## Record extracts
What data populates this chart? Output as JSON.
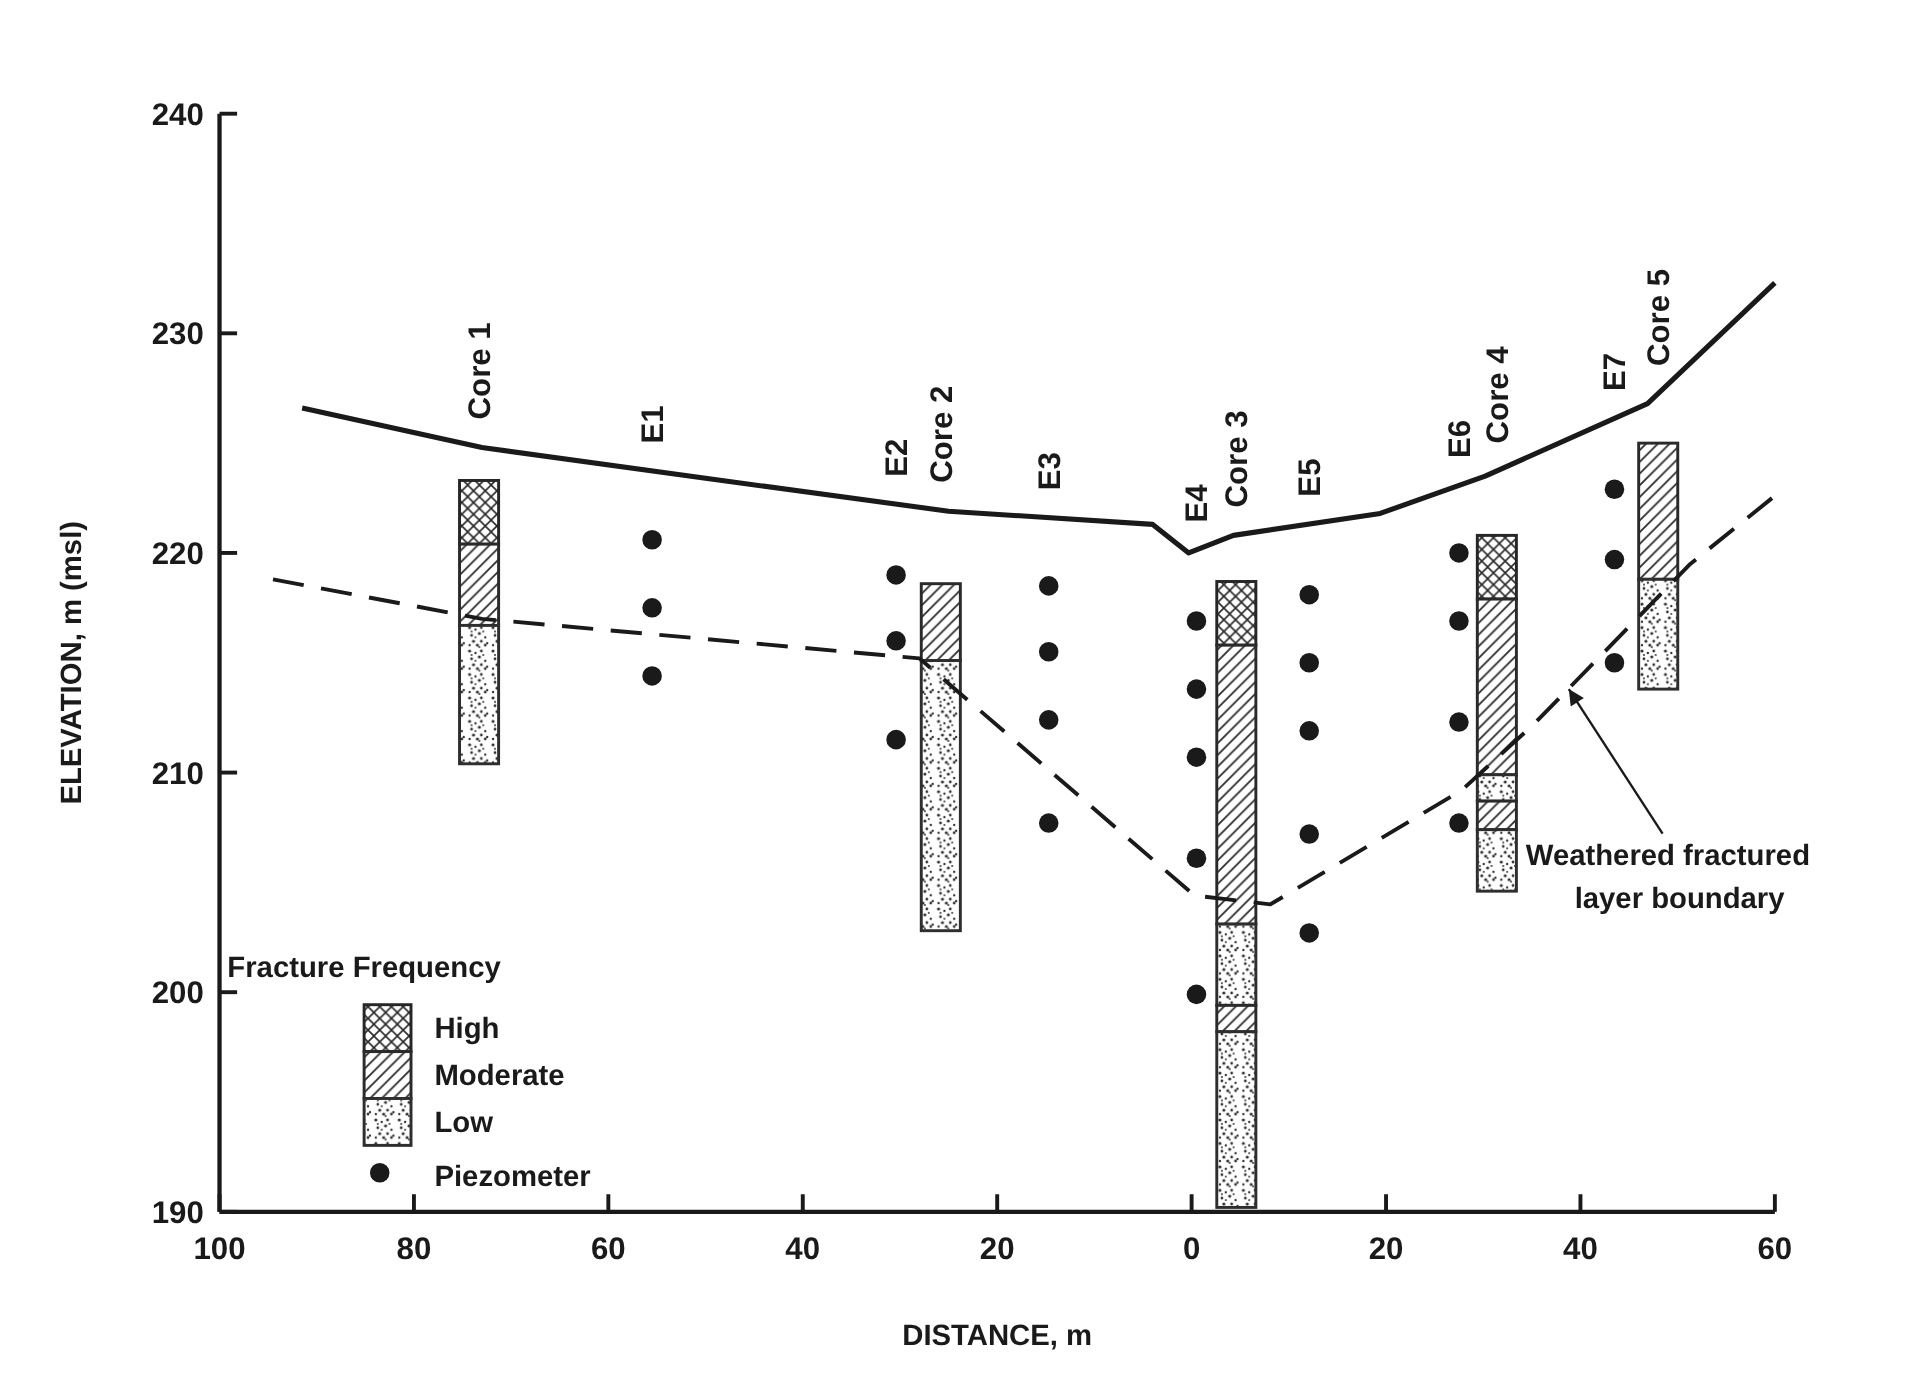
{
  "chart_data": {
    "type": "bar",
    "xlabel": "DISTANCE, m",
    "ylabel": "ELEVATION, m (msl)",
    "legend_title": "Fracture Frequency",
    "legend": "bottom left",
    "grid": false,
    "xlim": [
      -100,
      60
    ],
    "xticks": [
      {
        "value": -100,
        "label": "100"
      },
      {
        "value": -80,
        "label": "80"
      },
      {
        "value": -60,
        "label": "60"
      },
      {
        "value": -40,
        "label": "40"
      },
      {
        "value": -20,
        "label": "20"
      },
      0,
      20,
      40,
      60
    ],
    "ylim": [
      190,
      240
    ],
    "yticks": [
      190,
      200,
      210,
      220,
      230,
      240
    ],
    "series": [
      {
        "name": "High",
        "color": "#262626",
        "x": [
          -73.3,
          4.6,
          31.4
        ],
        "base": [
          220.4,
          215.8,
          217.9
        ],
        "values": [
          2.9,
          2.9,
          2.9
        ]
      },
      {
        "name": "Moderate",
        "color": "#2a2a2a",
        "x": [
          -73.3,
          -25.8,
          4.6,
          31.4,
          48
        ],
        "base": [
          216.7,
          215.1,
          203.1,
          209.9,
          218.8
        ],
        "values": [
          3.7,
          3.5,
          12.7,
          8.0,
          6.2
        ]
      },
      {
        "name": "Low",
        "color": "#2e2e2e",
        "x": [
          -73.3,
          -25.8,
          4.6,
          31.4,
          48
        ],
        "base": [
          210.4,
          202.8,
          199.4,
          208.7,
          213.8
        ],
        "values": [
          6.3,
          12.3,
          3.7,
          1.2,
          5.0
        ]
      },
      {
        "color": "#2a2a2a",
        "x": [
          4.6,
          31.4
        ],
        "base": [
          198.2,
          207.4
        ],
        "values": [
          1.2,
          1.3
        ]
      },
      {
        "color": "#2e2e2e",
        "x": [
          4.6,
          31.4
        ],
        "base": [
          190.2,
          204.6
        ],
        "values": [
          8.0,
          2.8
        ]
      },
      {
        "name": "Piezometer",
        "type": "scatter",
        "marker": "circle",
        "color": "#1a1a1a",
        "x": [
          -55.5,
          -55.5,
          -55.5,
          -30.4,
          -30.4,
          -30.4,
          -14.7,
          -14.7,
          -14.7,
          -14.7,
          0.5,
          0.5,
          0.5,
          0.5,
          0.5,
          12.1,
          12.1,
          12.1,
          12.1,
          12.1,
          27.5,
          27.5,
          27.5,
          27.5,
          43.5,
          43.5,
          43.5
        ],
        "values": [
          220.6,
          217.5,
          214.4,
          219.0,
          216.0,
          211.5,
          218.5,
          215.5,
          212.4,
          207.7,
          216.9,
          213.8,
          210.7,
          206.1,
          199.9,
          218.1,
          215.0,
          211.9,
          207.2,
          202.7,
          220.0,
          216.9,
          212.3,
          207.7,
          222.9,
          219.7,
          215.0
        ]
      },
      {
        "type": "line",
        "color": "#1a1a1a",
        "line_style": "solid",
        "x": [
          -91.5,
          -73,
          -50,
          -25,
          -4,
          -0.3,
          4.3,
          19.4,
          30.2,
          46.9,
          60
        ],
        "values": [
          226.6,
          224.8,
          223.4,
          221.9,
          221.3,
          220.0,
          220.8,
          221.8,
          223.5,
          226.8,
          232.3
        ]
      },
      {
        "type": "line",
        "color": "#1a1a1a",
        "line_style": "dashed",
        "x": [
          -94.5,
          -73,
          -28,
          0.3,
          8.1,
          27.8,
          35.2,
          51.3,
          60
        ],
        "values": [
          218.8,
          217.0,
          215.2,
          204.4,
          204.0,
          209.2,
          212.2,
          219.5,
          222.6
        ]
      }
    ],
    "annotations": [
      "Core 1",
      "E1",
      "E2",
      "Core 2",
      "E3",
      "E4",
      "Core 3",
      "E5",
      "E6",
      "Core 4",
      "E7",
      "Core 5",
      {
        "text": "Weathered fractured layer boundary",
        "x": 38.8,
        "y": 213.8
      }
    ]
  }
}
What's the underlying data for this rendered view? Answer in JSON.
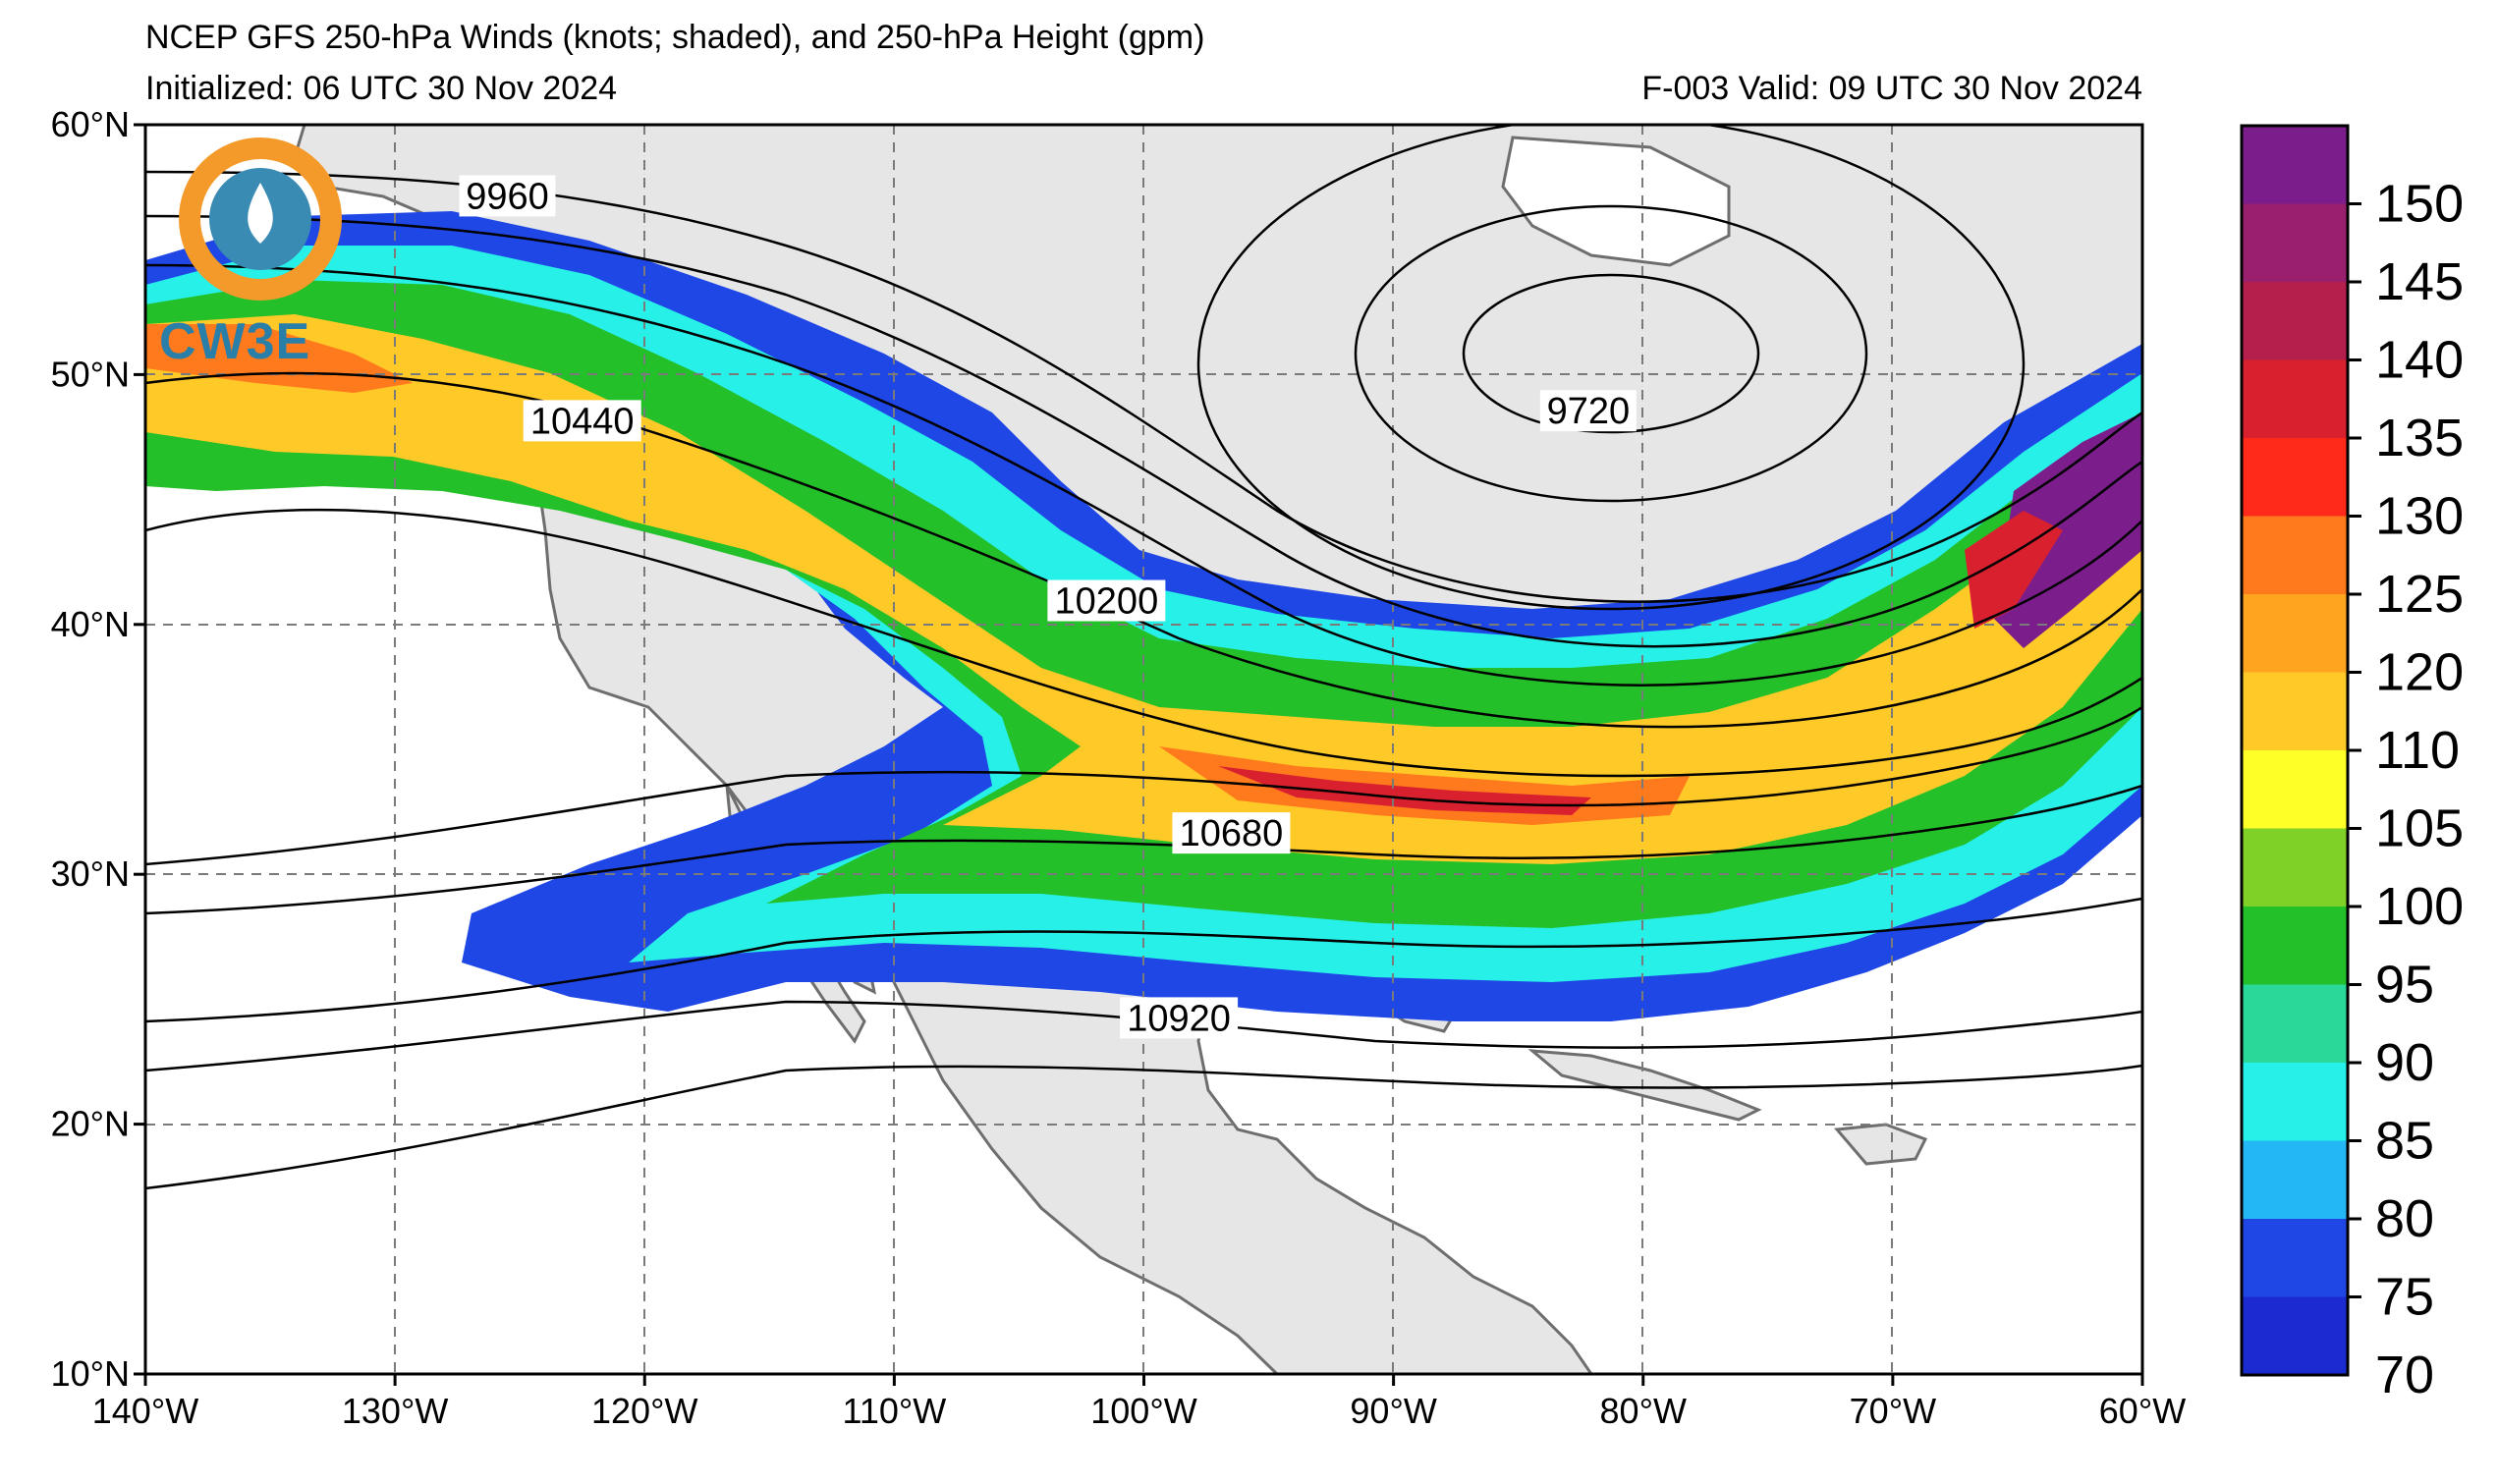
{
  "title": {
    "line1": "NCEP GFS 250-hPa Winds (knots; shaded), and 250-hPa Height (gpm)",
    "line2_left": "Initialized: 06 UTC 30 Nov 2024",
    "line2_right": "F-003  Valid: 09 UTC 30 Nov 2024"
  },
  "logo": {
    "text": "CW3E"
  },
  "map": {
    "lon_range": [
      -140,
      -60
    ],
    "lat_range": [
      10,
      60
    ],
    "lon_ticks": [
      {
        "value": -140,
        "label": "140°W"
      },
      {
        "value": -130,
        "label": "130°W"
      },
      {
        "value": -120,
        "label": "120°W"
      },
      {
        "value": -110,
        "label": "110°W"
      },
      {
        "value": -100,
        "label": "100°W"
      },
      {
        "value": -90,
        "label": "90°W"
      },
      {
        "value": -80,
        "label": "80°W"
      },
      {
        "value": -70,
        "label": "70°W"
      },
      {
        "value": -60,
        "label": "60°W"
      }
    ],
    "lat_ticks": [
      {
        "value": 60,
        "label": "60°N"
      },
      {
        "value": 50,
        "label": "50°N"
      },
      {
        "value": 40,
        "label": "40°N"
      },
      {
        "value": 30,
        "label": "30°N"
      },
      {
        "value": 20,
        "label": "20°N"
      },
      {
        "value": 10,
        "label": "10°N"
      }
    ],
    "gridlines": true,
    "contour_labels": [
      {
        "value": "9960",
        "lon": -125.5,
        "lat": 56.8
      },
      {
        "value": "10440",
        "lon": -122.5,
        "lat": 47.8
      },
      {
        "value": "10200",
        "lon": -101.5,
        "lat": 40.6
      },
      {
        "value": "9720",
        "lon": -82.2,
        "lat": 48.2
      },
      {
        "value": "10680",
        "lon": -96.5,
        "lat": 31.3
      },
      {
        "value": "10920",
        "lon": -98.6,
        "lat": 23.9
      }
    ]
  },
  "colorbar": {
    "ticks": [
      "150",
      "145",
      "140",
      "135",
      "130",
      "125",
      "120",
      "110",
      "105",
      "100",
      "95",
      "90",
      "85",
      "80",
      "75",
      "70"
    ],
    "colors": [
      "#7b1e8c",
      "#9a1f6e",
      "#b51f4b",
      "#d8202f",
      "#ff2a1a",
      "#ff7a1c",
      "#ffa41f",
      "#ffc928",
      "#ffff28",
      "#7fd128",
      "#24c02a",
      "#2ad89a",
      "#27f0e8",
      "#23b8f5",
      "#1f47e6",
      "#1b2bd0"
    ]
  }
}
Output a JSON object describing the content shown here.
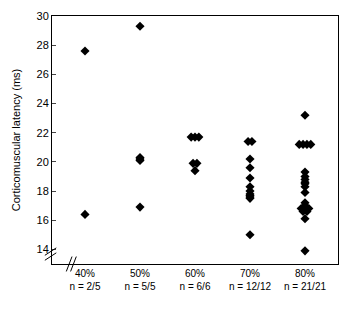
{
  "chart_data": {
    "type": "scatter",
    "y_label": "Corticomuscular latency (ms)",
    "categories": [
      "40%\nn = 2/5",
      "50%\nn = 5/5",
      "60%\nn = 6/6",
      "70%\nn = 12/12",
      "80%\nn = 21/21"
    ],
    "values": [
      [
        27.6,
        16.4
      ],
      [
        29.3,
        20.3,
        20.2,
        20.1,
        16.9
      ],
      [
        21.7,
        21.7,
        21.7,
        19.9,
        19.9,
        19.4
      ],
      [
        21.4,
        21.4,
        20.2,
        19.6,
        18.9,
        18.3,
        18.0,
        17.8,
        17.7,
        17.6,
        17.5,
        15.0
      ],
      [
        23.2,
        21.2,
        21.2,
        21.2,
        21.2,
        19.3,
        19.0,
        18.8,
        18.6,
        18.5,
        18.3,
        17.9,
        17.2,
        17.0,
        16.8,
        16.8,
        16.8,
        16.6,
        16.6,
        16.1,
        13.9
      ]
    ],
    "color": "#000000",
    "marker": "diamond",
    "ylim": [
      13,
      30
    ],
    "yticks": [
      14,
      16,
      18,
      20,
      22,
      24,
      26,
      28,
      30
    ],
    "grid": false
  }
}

## What to work on
Across the material above, how many lines include the string "Output"? Only the number is wanted.

## Finished exercise
2